▶ _Задание 1_
Переведите на английский предложение из отрывка о Ринпоче: «И для этого не требовалось никаких логических доводов или цитат».
▶ _Задание 2_
Скопируйте без изменений ту часть отрывка о Ринпоче, которая начинается со слов «Ринпоче часто говорил» и заканчивается словами «он был Ямантакой.».
▶ _Задание 3_
Выпишите все имена собственные, которые встречаются в отрывке о Ринпоче, каждое по одному разу.

▶ _Выбранный текст_
*-*-*

Наверное, тот день был особо благоприятен, потому что, когда Зина задала вопрос о том, как практиковать преданность гуру, Ринпоче дал краткое, но невероятно глубокое учение. Учение было так глубоко, а мои омрачения столь сильны, что я вообще не смог понять смысл его слов. Его голос был великолепен, но я понял только, что, если гуру сидит на полу, нужно думать, что там сидит Гуру Будда Шакьямуни. Это всё, что мне удалось понять. Я, по идее, выступал в роли переводчика, но учение было настолько богато, что я его не понял.

Чисто в западном стиле Зина затем попросила Ринпоче прочесть что-нибудь из текстов, которые лежали перед ним, но Ринпоче отказался, говоря: «Нет, нет, я полный невежда и ничего не знаю». Но в начале беседы он дал невообразимые наставления.

Ринпоче часто говорил подобное и притворялся, что ничего не знает. Однако, побывав в его присутствии, я совершенно уверился в том, что Ринпоче был Ямантакой. Хотя с виду Ринпоче казался обычным монахом, сидя перед ним можно было убедиться, что он Ямантака. И для этого не требовалось никаких логических доводов или цитат. Каким бы ни являлся Ринпоче с виду, это не изменило мою уверенность в том, что он был Ямантакой.

*-*-*

(Записи разметки областей)
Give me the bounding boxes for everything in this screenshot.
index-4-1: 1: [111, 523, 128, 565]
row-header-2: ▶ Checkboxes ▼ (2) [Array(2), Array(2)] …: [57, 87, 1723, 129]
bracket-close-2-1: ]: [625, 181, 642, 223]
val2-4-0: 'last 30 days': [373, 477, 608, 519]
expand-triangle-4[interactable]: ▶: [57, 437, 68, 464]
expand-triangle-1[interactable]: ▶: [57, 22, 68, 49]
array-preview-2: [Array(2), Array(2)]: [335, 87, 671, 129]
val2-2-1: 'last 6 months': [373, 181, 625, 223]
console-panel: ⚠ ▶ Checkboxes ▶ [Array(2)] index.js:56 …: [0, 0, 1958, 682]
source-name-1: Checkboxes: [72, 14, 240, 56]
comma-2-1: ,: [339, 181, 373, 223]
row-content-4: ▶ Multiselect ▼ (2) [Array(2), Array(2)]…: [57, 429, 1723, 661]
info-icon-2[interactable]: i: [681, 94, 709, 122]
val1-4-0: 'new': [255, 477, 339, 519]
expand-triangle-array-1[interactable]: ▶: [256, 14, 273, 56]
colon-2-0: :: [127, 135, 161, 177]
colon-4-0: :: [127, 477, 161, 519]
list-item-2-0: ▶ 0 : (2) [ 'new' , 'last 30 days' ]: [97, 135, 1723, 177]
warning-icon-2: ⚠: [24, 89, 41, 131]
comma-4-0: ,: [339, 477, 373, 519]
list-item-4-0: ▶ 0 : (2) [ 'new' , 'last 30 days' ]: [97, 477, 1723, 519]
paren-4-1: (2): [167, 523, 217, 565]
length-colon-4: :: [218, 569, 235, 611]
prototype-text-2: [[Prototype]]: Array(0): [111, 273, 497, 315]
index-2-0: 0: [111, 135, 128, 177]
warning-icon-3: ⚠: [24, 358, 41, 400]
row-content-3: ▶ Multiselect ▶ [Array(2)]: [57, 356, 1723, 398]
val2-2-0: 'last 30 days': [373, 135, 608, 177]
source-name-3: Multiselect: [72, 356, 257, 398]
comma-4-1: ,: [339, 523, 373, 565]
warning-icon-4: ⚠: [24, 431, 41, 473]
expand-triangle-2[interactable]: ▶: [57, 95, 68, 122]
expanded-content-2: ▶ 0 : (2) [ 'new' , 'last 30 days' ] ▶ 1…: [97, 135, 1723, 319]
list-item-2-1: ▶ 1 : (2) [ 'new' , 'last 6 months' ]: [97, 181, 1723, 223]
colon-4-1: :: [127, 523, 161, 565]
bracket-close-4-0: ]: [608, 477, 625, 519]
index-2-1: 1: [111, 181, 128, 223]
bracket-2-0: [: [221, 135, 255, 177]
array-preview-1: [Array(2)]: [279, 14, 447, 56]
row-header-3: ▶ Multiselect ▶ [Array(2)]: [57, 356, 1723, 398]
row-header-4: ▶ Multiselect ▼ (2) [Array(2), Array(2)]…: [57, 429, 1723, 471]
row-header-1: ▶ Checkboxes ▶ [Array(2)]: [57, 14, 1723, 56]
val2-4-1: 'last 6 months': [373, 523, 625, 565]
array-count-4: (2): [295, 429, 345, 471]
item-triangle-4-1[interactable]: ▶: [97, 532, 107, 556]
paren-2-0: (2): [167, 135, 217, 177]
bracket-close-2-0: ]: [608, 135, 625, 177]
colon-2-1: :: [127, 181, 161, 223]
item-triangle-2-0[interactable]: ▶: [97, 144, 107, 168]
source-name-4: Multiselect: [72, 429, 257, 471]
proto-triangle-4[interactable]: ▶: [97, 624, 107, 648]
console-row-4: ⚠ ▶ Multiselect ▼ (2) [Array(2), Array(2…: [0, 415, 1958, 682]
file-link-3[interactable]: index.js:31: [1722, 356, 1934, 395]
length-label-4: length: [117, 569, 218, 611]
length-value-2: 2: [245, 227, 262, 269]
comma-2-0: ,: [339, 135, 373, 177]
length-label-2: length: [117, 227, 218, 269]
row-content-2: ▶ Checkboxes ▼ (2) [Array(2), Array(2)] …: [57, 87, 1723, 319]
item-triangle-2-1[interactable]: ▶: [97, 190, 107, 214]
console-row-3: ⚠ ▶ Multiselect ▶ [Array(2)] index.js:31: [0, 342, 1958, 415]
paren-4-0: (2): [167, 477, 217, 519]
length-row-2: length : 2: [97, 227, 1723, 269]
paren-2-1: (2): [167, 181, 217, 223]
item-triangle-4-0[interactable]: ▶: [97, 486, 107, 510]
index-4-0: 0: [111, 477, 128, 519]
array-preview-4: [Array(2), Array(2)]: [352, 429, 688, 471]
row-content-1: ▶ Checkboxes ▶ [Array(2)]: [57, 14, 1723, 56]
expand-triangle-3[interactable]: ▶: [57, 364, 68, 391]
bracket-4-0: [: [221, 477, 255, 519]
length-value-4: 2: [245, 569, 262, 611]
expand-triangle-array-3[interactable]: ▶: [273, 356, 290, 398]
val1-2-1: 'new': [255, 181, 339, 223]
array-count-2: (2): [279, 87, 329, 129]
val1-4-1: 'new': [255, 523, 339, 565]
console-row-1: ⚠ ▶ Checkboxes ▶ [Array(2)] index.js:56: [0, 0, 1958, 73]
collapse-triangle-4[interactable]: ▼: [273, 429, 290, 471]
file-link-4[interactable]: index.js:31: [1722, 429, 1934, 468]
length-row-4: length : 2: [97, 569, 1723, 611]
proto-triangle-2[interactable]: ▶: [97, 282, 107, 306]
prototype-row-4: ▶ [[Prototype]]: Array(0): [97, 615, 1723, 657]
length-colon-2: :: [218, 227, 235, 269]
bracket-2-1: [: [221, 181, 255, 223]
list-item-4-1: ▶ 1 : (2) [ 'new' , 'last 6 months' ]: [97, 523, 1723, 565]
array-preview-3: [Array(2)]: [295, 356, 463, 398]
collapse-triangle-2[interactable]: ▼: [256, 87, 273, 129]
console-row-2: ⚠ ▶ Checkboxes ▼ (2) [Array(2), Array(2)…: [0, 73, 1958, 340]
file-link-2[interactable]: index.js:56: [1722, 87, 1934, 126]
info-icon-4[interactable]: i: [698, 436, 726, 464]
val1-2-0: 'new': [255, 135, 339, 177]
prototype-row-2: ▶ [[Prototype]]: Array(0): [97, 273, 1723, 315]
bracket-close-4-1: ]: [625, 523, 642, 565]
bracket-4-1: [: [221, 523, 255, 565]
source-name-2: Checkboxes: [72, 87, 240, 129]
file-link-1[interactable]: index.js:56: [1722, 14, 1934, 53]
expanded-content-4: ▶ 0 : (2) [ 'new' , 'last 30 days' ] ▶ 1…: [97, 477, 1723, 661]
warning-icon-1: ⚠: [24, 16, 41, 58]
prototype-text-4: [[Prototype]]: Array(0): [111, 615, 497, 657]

*-*-*

▶ _Правильный ответ 1_
And this required no logical arguments or quotations.

▶ _Правильный ответ 2_
Ринпоче часто говорил подобное и притворялся, что ничего не знает. Однако, побывав в его присутствии, я совершенно уверился в том, что Ринпоче был Ямантакой. Хотя с виду Ринпоче казался обычным монахом, сидя перед ним можно было убедиться, что он Ямантака. И для этого не требовалось никаких логических доводов или цитат. Каким бы ни являлся Ринпоче с виду, это не изменило мою уверенность в том, что он был Ямантакой.

▶ _Правильный ответ 3_
Зина, Ринпоче, Гуру Будда Шакьямуни, Ямантака